● **EXERCISE BRIEF**
Copy each record exactly as it reads, leaving out any pictures it holds.
[Start of INPUT ROWS]
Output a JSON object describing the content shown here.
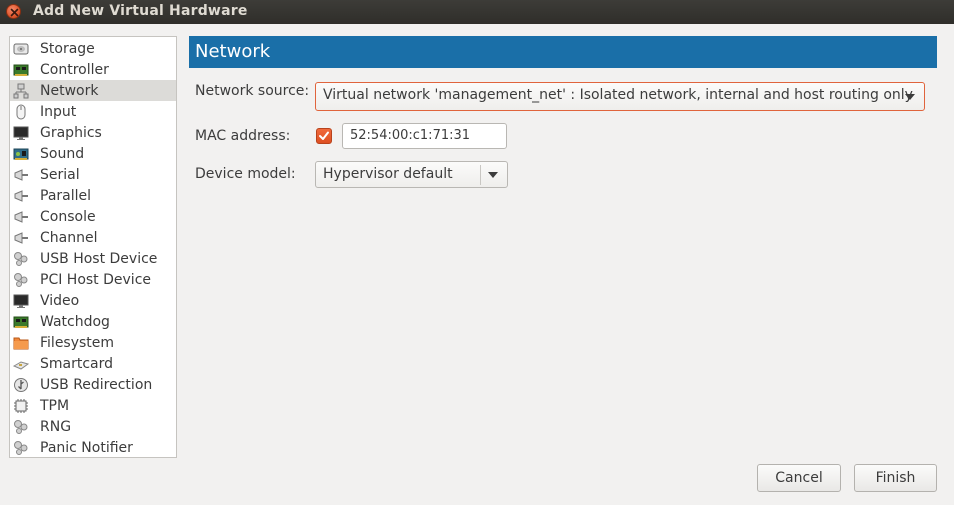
{
  "window": {
    "title": "Add New Virtual Hardware"
  },
  "sidebar": {
    "items": [
      {
        "label": "Storage",
        "icon": "storage-icon"
      },
      {
        "label": "Controller",
        "icon": "controller-icon"
      },
      {
        "label": "Network",
        "icon": "network-icon",
        "selected": true
      },
      {
        "label": "Input",
        "icon": "mouse-icon"
      },
      {
        "label": "Graphics",
        "icon": "monitor-icon"
      },
      {
        "label": "Sound",
        "icon": "sound-card-icon"
      },
      {
        "label": "Serial",
        "icon": "serial-port-icon"
      },
      {
        "label": "Parallel",
        "icon": "parallel-port-icon"
      },
      {
        "label": "Console",
        "icon": "console-port-icon"
      },
      {
        "label": "Channel",
        "icon": "channel-port-icon"
      },
      {
        "label": "USB Host Device",
        "icon": "usb-host-icon"
      },
      {
        "label": "PCI Host Device",
        "icon": "pci-host-icon"
      },
      {
        "label": "Video",
        "icon": "monitor-icon"
      },
      {
        "label": "Watchdog",
        "icon": "watchdog-icon"
      },
      {
        "label": "Filesystem",
        "icon": "folder-icon"
      },
      {
        "label": "Smartcard",
        "icon": "smartcard-icon"
      },
      {
        "label": "USB Redirection",
        "icon": "usb-redirection-icon"
      },
      {
        "label": "TPM",
        "icon": "chip-icon"
      },
      {
        "label": "RNG",
        "icon": "rng-icon"
      },
      {
        "label": "Panic Notifier",
        "icon": "panic-notifier-icon"
      }
    ]
  },
  "panel": {
    "title": "Network",
    "network_source_label": "Network source:",
    "network_source_value": "Virtual network 'management_net' : Isolated network, internal and host routing only",
    "mac_label": "MAC address:",
    "mac_checked": true,
    "mac_value": "52:54:00:c1:71:31",
    "device_model_label": "Device model:",
    "device_model_value": "Hypervisor default"
  },
  "buttons": {
    "cancel": "Cancel",
    "finish": "Finish"
  },
  "colors": {
    "header_bg": "#1a6fa8",
    "accent_orange": "#e0582e",
    "selected_row": "#dcdbd8",
    "titlebar": "#3d3c38"
  }
}
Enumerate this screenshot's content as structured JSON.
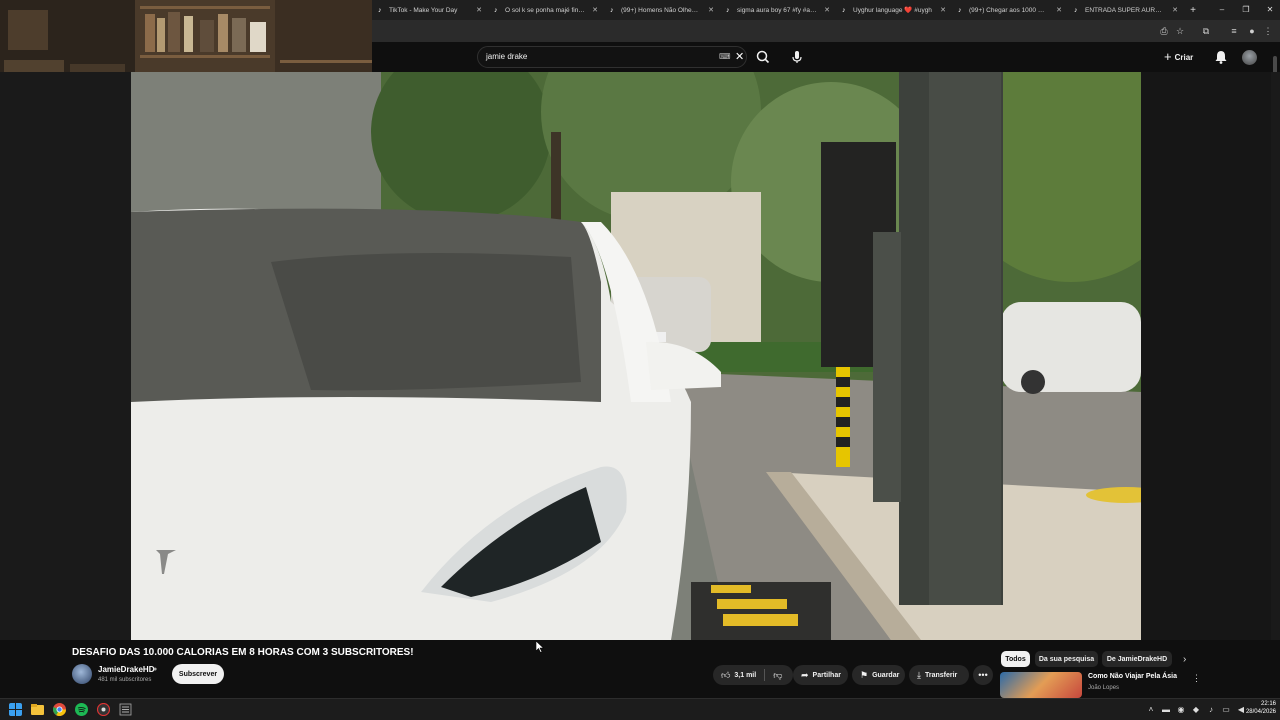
[End of INPUT ROWS]
● **SOLUTION**
Output a JSON object describing the content shown here.
{
  "window": {
    "title": "Add New Virtual Hardware"
  },
  "sidebar": {
    "items": [
      {
        "label": "Storage",
        "icon": "storage-icon"
      },
      {
        "label": "Controller",
        "icon": "controller-icon"
      },
      {
        "label": "Network",
        "icon": "network-icon",
        "selected": true
      },
      {
        "label": "Input",
        "icon": "mouse-icon"
      },
      {
        "label": "Graphics",
        "icon": "monitor-icon"
      },
      {
        "label": "Sound",
        "icon": "sound-card-icon"
      },
      {
        "label": "Serial",
        "icon": "serial-port-icon"
      },
      {
        "label": "Parallel",
        "icon": "parallel-port-icon"
      },
      {
        "label": "Console",
        "icon": "console-port-icon"
      },
      {
        "label": "Channel",
        "icon": "channel-port-icon"
      },
      {
        "label": "USB Host Device",
        "icon": "usb-host-icon"
      },
      {
        "label": "PCI Host Device",
        "icon": "pci-host-icon"
      },
      {
        "label": "Video",
        "icon": "monitor-icon"
      },
      {
        "label": "Watchdog",
        "icon": "watchdog-icon"
      },
      {
        "label": "Filesystem",
        "icon": "folder-icon"
      },
      {
        "label": "Smartcard",
        "icon": "smartcard-icon"
      },
      {
        "label": "USB Redirection",
        "icon": "usb-redirection-icon"
      },
      {
        "label": "TPM",
        "icon": "chip-icon"
      },
      {
        "label": "RNG",
        "icon": "rng-icon"
      },
      {
        "label": "Panic Notifier",
        "icon": "panic-notifier-icon"
      }
    ]
  },
  "panel": {
    "title": "Network",
    "network_source_label": "Network source:",
    "network_source_value": "Virtual network 'management_net' : Isolated network, internal and host routing only",
    "mac_label": "MAC address:",
    "mac_checked": true,
    "mac_value": "52:54:00:c1:71:31",
    "device_model_label": "Device model:",
    "device_model_value": "Hypervisor default"
  },
  "buttons": {
    "cancel": "Cancel",
    "finish": "Finish"
  },
  "colors": {
    "header_bg": "#1a6fa8",
    "accent_orange": "#e0582e",
    "selected_row": "#dcdbd8",
    "titlebar": "#3d3c38"
  }
}
Enumerate this screenshot's content as structured JSON.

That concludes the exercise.